→ **EXERCISE TASK**
Transcribe all of the material exactly, except for its pictures.

→ **EXTRACTED INFORMATION**
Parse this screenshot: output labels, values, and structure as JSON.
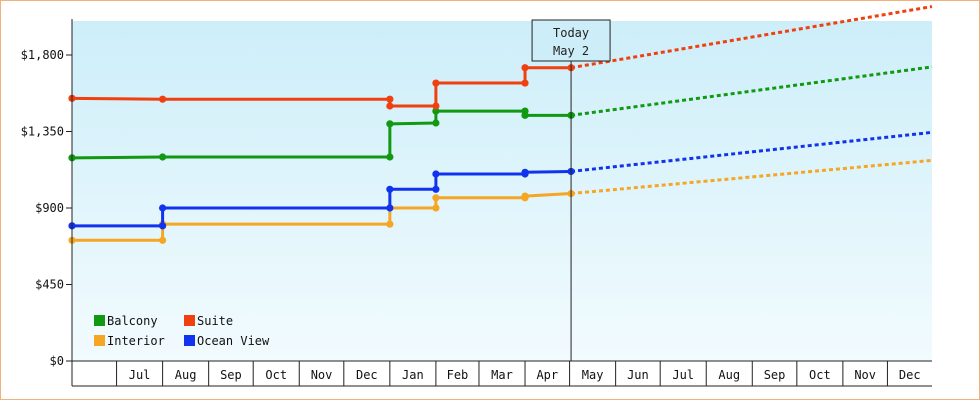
{
  "chart_data": {
    "type": "line",
    "step": true,
    "title": "",
    "xlabel": "",
    "ylabel": "",
    "ylim": [
      0,
      2000
    ],
    "y_ticks": [
      0,
      450,
      900,
      1350,
      1800
    ],
    "y_tick_labels": [
      "$0",
      "$450",
      "$900",
      "$1,350",
      "$1,800"
    ],
    "x_range": [
      "2023-06-01",
      "2024-12-31"
    ],
    "month_labels": [
      "Jul",
      "Aug",
      "Sep",
      "Oct",
      "Nov",
      "Dec",
      "Jan",
      "Feb",
      "Mar",
      "Apr",
      "May",
      "Jun",
      "Jul",
      "Aug",
      "Sep",
      "Oct",
      "Nov",
      "Dec"
    ],
    "today_label": "Today",
    "today_date_label": "May 2",
    "today_date": "2024-05-02",
    "grid": false,
    "legend_position": "bottom-left",
    "series": [
      {
        "name": "Balcony",
        "color": "#119911",
        "points": [
          [
            "2023-06-01",
            1195
          ],
          [
            "2023-08-01",
            1200
          ],
          [
            "2024-01-01",
            1200
          ],
          [
            "2024-01-01",
            1395
          ],
          [
            "2024-02-01",
            1400
          ],
          [
            "2024-02-01",
            1470
          ],
          [
            "2024-04-01",
            1470
          ],
          [
            "2024-04-01",
            1445
          ],
          [
            "2024-05-02",
            1445
          ]
        ],
        "projection": [
          [
            "2024-05-02",
            1445
          ],
          [
            "2024-12-31",
            1730
          ]
        ]
      },
      {
        "name": "Suite",
        "color": "#f04010",
        "points": [
          [
            "2023-06-01",
            1545
          ],
          [
            "2023-08-01",
            1540
          ],
          [
            "2024-01-01",
            1540
          ],
          [
            "2024-01-01",
            1500
          ],
          [
            "2024-02-01",
            1500
          ],
          [
            "2024-02-01",
            1635
          ],
          [
            "2024-04-01",
            1635
          ],
          [
            "2024-04-01",
            1725
          ],
          [
            "2024-05-02",
            1725
          ]
        ],
        "projection": [
          [
            "2024-05-02",
            1725
          ],
          [
            "2024-12-31",
            2085
          ]
        ]
      },
      {
        "name": "Interior",
        "color": "#f5a623",
        "points": [
          [
            "2023-06-01",
            710
          ],
          [
            "2023-08-01",
            710
          ],
          [
            "2023-08-01",
            805
          ],
          [
            "2024-01-01",
            805
          ],
          [
            "2024-01-01",
            900
          ],
          [
            "2024-02-01",
            900
          ],
          [
            "2024-02-01",
            960
          ],
          [
            "2024-04-01",
            960
          ],
          [
            "2024-04-01",
            970
          ],
          [
            "2024-05-02",
            985
          ]
        ],
        "projection": [
          [
            "2024-05-02",
            985
          ],
          [
            "2024-12-31",
            1180
          ]
        ]
      },
      {
        "name": "Ocean View",
        "color": "#1133ee",
        "points": [
          [
            "2023-06-01",
            795
          ],
          [
            "2023-08-01",
            795
          ],
          [
            "2023-08-01",
            900
          ],
          [
            "2024-01-01",
            900
          ],
          [
            "2024-01-01",
            1010
          ],
          [
            "2024-02-01",
            1010
          ],
          [
            "2024-02-01",
            1100
          ],
          [
            "2024-04-01",
            1100
          ],
          [
            "2024-04-01",
            1110
          ],
          [
            "2024-05-02",
            1115
          ]
        ],
        "projection": [
          [
            "2024-05-02",
            1115
          ],
          [
            "2024-12-31",
            1345
          ]
        ]
      }
    ]
  },
  "legend": [
    {
      "label": "Balcony",
      "color": "#119911"
    },
    {
      "label": "Suite",
      "color": "#f04010"
    },
    {
      "label": "Interior",
      "color": "#f5a623"
    },
    {
      "label": "Ocean View",
      "color": "#1133ee"
    }
  ]
}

→ **RESULT OF THIS EXERCISE**
Parse this screenshot: output labels, values, and structure as JSON.
{
  "chart_data": {
    "type": "line",
    "step": true,
    "title": "",
    "xlabel": "",
    "ylabel": "",
    "ylim": [
      0,
      2000
    ],
    "y_ticks": [
      0,
      450,
      900,
      1350,
      1800
    ],
    "y_tick_labels": [
      "$0",
      "$450",
      "$900",
      "$1,350",
      "$1,800"
    ],
    "x_range": [
      "2023-06-01",
      "2024-12-31"
    ],
    "month_labels": [
      "Jul",
      "Aug",
      "Sep",
      "Oct",
      "Nov",
      "Dec",
      "Jan",
      "Feb",
      "Mar",
      "Apr",
      "May",
      "Jun",
      "Jul",
      "Aug",
      "Sep",
      "Oct",
      "Nov",
      "Dec"
    ],
    "today_label": "Today",
    "today_date_label": "May 2",
    "today_date": "2024-05-02",
    "grid": false,
    "legend_position": "bottom-left",
    "series": [
      {
        "name": "Balcony",
        "color": "#119911",
        "points": [
          [
            "2023-06-01",
            1195
          ],
          [
            "2023-08-01",
            1200
          ],
          [
            "2024-01-01",
            1200
          ],
          [
            "2024-01-01",
            1395
          ],
          [
            "2024-02-01",
            1400
          ],
          [
            "2024-02-01",
            1470
          ],
          [
            "2024-04-01",
            1470
          ],
          [
            "2024-04-01",
            1445
          ],
          [
            "2024-05-02",
            1445
          ]
        ],
        "projection": [
          [
            "2024-05-02",
            1445
          ],
          [
            "2024-12-31",
            1730
          ]
        ]
      },
      {
        "name": "Suite",
        "color": "#f04010",
        "points": [
          [
            "2023-06-01",
            1545
          ],
          [
            "2023-08-01",
            1540
          ],
          [
            "2024-01-01",
            1540
          ],
          [
            "2024-01-01",
            1500
          ],
          [
            "2024-02-01",
            1500
          ],
          [
            "2024-02-01",
            1635
          ],
          [
            "2024-04-01",
            1635
          ],
          [
            "2024-04-01",
            1725
          ],
          [
            "2024-05-02",
            1725
          ]
        ],
        "projection": [
          [
            "2024-05-02",
            1725
          ],
          [
            "2024-12-31",
            2085
          ]
        ]
      },
      {
        "name": "Interior",
        "color": "#f5a623",
        "points": [
          [
            "2023-06-01",
            710
          ],
          [
            "2023-08-01",
            710
          ],
          [
            "2023-08-01",
            805
          ],
          [
            "2024-01-01",
            805
          ],
          [
            "2024-01-01",
            900
          ],
          [
            "2024-02-01",
            900
          ],
          [
            "2024-02-01",
            960
          ],
          [
            "2024-04-01",
            960
          ],
          [
            "2024-04-01",
            970
          ],
          [
            "2024-05-02",
            985
          ]
        ],
        "projection": [
          [
            "2024-05-02",
            985
          ],
          [
            "2024-12-31",
            1180
          ]
        ]
      },
      {
        "name": "Ocean View",
        "color": "#1133ee",
        "points": [
          [
            "2023-06-01",
            795
          ],
          [
            "2023-08-01",
            795
          ],
          [
            "2023-08-01",
            900
          ],
          [
            "2024-01-01",
            900
          ],
          [
            "2024-01-01",
            1010
          ],
          [
            "2024-02-01",
            1010
          ],
          [
            "2024-02-01",
            1100
          ],
          [
            "2024-04-01",
            1100
          ],
          [
            "2024-04-01",
            1110
          ],
          [
            "2024-05-02",
            1115
          ]
        ],
        "projection": [
          [
            "2024-05-02",
            1115
          ],
          [
            "2024-12-31",
            1345
          ]
        ]
      }
    ]
  },
  "legend": [
    {
      "label": "Balcony",
      "color": "#119911"
    },
    {
      "label": "Suite",
      "color": "#f04010"
    },
    {
      "label": "Interior",
      "color": "#f5a623"
    },
    {
      "label": "Ocean View",
      "color": "#1133ee"
    }
  ]
}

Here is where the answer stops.